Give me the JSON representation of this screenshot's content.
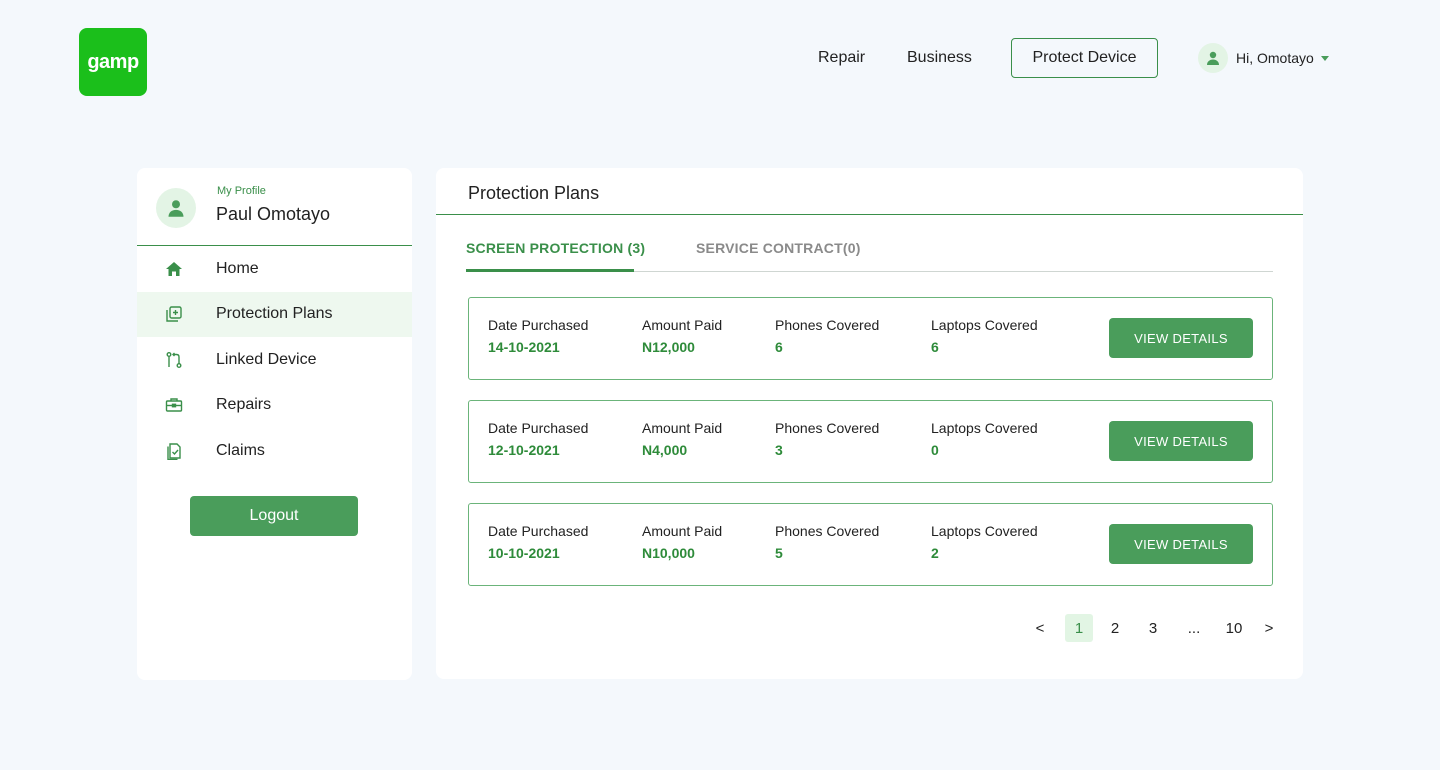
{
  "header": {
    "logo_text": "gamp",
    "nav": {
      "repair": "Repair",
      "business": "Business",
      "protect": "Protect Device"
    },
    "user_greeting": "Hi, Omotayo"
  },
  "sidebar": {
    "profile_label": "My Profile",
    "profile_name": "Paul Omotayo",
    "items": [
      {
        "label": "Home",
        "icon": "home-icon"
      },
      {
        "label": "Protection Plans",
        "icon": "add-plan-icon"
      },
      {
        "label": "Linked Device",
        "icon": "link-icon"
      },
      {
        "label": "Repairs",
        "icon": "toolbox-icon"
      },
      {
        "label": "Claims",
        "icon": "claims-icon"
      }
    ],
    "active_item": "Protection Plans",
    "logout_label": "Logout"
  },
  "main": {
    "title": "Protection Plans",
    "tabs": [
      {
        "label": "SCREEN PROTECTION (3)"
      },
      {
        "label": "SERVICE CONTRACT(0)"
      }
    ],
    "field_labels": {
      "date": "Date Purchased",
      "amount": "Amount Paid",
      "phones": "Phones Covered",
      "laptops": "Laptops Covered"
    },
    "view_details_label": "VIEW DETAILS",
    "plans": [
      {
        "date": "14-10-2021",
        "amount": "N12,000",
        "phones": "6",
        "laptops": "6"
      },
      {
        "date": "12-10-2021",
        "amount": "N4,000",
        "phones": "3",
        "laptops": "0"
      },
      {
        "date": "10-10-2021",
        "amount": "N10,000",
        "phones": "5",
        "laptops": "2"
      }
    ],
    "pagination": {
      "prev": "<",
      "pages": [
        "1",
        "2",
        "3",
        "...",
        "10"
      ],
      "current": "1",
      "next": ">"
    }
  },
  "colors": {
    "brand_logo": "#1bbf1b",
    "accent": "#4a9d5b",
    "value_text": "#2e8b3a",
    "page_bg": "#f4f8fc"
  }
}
# # # #
• Task to carry out:
Repeat the listing in full and exactly. Leave any pictures out.

• Correct result:
Give me the JSON representation of this screenshot's content.
{
  "header": {
    "logo_text": "gamp",
    "nav": {
      "repair": "Repair",
      "business": "Business",
      "protect": "Protect Device"
    },
    "user_greeting": "Hi, Omotayo"
  },
  "sidebar": {
    "profile_label": "My Profile",
    "profile_name": "Paul Omotayo",
    "items": [
      {
        "label": "Home",
        "icon": "home-icon"
      },
      {
        "label": "Protection Plans",
        "icon": "add-plan-icon"
      },
      {
        "label": "Linked Device",
        "icon": "link-icon"
      },
      {
        "label": "Repairs",
        "icon": "toolbox-icon"
      },
      {
        "label": "Claims",
        "icon": "claims-icon"
      }
    ],
    "active_item": "Protection Plans",
    "logout_label": "Logout"
  },
  "main": {
    "title": "Protection Plans",
    "tabs": [
      {
        "label": "SCREEN PROTECTION (3)"
      },
      {
        "label": "SERVICE CONTRACT(0)"
      }
    ],
    "field_labels": {
      "date": "Date Purchased",
      "amount": "Amount Paid",
      "phones": "Phones Covered",
      "laptops": "Laptops Covered"
    },
    "view_details_label": "VIEW DETAILS",
    "plans": [
      {
        "date": "14-10-2021",
        "amount": "N12,000",
        "phones": "6",
        "laptops": "6"
      },
      {
        "date": "12-10-2021",
        "amount": "N4,000",
        "phones": "3",
        "laptops": "0"
      },
      {
        "date": "10-10-2021",
        "amount": "N10,000",
        "phones": "5",
        "laptops": "2"
      }
    ],
    "pagination": {
      "prev": "<",
      "pages": [
        "1",
        "2",
        "3",
        "...",
        "10"
      ],
      "current": "1",
      "next": ">"
    }
  },
  "colors": {
    "brand_logo": "#1bbf1b",
    "accent": "#4a9d5b",
    "value_text": "#2e8b3a",
    "page_bg": "#f4f8fc"
  }
}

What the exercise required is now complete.